----- Exercise inputs
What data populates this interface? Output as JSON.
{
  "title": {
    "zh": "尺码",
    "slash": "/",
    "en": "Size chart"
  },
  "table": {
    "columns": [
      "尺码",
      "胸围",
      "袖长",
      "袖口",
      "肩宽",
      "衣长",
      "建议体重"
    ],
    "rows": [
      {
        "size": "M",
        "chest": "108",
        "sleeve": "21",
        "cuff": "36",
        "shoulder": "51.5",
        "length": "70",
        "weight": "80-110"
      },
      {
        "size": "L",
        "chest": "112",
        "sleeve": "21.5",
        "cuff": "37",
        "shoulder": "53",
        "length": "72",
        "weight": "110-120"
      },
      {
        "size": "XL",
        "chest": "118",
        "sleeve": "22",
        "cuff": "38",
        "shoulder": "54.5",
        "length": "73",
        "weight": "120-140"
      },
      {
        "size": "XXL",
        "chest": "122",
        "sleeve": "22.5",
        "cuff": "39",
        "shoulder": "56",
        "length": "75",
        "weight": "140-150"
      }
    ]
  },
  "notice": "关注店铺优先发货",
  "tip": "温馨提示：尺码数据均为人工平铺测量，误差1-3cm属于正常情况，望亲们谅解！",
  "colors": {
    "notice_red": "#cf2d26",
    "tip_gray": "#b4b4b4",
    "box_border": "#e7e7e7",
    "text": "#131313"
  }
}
----------
**Task objective:** Going through the lines above one by one, tally those with the word "length" and give only the total.

**Full output:** 4